*YOUR INSTRUCTIONS*:
Extract every line from the records below that contains the word "общеобразовательных".

*ENTRIES*:

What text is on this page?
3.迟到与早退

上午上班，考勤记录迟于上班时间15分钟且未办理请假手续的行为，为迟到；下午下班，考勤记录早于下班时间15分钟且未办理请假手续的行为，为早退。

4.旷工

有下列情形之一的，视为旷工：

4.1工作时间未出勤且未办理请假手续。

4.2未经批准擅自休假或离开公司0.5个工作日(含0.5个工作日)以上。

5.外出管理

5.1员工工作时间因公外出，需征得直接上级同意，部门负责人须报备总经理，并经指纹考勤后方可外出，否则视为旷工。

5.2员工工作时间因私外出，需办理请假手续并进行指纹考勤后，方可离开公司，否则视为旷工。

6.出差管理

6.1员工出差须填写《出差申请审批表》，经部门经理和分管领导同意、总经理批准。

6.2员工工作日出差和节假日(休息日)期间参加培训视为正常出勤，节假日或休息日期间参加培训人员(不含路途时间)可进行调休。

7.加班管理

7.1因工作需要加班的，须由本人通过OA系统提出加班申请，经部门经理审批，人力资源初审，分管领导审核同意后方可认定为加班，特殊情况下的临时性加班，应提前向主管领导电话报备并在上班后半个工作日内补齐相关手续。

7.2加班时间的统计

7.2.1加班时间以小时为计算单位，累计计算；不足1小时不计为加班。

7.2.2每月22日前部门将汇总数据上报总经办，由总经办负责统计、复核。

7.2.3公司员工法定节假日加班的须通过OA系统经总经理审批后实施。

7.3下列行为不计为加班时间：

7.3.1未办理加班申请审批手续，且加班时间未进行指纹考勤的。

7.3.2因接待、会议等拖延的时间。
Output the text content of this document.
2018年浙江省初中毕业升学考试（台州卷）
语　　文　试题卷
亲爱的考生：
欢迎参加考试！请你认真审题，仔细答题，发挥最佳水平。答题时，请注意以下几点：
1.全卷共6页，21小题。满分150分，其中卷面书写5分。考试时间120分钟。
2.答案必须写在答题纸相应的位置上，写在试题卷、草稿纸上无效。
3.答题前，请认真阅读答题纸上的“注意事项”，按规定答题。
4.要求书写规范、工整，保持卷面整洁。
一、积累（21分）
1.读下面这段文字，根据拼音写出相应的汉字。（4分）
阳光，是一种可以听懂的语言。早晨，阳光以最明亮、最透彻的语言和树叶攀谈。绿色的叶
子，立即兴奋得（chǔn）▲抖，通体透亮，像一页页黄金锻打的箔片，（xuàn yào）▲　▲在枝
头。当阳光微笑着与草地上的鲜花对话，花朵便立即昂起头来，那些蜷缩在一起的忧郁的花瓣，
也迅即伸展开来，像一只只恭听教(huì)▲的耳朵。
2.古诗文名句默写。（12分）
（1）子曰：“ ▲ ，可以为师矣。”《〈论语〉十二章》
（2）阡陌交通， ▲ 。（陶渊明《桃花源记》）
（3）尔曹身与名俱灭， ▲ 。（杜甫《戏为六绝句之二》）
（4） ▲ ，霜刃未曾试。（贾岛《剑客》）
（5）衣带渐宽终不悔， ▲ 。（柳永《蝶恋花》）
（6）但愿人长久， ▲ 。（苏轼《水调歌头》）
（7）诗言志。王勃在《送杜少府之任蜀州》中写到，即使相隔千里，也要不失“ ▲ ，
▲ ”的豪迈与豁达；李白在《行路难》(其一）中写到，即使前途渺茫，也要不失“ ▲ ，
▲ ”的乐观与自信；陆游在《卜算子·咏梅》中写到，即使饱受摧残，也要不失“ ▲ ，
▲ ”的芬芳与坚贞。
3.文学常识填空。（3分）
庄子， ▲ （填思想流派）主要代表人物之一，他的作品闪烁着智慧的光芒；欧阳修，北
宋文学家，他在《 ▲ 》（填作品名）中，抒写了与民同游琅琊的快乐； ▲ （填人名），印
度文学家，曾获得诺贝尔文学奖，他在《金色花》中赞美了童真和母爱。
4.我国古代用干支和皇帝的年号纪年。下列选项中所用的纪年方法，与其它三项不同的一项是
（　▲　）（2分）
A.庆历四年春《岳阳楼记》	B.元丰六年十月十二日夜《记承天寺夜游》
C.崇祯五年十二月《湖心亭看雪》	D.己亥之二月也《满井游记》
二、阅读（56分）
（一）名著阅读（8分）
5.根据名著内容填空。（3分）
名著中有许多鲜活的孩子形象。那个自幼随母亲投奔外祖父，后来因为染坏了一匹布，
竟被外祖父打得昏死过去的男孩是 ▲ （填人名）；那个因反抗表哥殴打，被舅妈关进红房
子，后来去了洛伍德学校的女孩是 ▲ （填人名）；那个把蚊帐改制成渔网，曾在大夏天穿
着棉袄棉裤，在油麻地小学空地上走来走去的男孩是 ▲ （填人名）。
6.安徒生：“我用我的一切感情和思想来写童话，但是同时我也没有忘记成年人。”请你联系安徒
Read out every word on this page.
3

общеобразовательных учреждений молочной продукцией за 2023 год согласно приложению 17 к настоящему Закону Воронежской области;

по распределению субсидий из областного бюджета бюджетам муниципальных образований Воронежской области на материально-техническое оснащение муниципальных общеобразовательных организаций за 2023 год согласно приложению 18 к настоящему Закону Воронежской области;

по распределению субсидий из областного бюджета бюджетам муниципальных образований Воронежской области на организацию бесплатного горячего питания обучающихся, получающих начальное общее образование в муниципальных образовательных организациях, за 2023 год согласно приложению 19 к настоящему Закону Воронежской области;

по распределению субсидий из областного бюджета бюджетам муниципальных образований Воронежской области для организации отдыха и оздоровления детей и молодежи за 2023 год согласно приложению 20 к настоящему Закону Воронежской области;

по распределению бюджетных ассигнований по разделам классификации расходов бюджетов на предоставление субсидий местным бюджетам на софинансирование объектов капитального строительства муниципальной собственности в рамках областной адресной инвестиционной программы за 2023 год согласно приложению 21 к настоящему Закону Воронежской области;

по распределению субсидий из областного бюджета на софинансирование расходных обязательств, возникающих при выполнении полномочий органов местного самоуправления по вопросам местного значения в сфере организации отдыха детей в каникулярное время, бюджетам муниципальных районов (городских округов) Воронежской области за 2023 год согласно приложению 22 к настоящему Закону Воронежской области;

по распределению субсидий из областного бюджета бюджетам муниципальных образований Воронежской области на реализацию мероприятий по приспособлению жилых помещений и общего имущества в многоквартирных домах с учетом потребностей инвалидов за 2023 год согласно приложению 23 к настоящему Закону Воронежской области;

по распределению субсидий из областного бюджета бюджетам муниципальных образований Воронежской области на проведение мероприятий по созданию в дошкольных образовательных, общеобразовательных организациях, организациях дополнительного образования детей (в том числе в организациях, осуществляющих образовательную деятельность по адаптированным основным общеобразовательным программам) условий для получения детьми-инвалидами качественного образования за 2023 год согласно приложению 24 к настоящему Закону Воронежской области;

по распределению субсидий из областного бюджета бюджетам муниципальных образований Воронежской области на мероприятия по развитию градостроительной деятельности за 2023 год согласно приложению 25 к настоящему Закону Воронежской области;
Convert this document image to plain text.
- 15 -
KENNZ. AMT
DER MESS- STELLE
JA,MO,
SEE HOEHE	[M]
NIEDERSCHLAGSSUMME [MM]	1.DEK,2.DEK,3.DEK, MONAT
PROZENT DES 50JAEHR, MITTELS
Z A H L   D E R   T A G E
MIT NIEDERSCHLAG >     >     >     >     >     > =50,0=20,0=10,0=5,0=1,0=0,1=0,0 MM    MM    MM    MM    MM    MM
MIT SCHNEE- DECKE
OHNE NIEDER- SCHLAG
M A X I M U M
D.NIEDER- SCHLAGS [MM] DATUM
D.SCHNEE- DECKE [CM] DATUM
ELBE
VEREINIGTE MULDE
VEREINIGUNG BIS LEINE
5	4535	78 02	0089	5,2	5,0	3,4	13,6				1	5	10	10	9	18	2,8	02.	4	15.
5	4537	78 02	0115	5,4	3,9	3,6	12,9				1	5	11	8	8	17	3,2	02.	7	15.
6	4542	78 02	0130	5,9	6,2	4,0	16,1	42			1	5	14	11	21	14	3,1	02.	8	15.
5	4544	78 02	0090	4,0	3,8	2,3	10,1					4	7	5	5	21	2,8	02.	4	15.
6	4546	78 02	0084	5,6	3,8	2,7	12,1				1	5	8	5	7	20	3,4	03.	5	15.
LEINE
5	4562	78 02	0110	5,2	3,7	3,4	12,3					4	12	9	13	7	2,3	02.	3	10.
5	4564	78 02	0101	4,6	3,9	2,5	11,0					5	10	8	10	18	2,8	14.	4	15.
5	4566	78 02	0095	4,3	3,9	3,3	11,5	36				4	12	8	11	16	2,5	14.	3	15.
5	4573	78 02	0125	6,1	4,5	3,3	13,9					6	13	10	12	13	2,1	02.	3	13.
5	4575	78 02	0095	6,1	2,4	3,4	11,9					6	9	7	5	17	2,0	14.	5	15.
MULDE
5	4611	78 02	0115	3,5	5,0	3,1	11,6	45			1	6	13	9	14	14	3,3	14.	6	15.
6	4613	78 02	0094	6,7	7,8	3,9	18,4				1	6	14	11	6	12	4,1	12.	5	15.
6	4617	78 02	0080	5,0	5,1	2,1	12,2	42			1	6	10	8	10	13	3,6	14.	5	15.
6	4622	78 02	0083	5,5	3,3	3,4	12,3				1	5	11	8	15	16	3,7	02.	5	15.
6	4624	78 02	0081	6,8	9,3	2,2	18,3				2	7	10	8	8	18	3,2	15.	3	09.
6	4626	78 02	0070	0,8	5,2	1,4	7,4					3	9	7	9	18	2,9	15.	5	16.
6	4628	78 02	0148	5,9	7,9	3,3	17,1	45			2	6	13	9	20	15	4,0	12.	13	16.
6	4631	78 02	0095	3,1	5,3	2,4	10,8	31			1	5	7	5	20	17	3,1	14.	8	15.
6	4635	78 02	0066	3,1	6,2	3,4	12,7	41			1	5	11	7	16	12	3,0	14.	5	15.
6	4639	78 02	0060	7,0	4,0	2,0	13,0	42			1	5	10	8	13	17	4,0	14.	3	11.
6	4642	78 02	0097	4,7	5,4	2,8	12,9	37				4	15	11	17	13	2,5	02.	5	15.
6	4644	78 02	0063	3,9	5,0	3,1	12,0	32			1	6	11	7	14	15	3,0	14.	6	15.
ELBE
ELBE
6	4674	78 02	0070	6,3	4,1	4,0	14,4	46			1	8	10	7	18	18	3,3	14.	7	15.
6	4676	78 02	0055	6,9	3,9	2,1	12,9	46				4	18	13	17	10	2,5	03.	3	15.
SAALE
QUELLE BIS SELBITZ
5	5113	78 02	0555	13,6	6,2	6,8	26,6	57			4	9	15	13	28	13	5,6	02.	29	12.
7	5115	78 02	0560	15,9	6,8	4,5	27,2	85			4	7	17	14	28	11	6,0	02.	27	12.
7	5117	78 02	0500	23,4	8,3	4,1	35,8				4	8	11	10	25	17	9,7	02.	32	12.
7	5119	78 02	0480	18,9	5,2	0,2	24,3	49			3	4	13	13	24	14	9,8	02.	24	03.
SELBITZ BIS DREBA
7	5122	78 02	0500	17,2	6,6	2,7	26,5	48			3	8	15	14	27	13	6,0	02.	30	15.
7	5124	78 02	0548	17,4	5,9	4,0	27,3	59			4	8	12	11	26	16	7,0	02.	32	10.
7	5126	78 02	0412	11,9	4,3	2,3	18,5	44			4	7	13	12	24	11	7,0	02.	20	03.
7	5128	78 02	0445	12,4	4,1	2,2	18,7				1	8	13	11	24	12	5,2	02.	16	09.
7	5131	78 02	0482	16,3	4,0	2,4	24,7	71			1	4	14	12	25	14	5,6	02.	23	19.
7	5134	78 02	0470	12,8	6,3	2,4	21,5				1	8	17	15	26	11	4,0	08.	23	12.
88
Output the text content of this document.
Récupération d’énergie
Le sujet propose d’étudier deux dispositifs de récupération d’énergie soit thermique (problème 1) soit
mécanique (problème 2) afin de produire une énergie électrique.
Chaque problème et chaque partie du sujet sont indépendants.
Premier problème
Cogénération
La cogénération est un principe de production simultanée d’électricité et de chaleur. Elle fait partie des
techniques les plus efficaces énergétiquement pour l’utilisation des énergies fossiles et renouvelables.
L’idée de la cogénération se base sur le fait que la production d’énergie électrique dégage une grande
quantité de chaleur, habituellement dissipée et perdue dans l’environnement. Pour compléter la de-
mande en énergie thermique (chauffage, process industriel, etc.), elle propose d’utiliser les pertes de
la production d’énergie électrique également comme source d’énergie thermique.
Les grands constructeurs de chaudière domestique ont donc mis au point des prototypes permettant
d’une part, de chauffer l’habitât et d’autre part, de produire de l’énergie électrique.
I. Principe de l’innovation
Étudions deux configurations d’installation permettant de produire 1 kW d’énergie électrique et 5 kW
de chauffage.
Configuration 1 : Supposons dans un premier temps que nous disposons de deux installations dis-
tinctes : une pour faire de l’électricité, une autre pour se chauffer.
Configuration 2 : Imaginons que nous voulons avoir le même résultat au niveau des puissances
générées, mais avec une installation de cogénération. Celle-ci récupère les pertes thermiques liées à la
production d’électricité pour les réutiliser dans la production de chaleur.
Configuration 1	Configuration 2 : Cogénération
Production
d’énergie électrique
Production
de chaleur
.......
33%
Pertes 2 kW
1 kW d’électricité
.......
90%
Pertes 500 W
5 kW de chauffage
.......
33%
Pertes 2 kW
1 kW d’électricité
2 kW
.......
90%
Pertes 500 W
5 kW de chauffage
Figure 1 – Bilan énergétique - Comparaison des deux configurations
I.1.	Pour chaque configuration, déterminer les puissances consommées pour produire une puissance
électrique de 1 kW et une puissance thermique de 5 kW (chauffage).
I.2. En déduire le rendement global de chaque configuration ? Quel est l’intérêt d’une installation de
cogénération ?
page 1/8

*RESULT*:
общеобразовательных учреждений молочной продукцией за 2023 год согласно приложению 17 к настоящему Закону Воронежской области;
по распределению субсидий из областного бюджета бюджетам муниципальных образований Воронежской области на материально-техническое оснащение муниципальных общеобразовательных организаций за 2023 год согласно приложению 18 к настоящему Закону Воронежской области;
по распределению субсидий из областного бюджета бюджетам муниципальных образований Воронежской области на проведение мероприятий по созданию в дошкольных образовательных, общеобразовательных организациях, организациях дополнительного образования детей (в том числе в организациях, осуществляющих образовательную деятельность по адаптированным основным общеобразовательным программам) условий для получения детьми-инвалидами качественного образования за 2023 год согласно приложению 24 к настоящему Закону Воронежской области;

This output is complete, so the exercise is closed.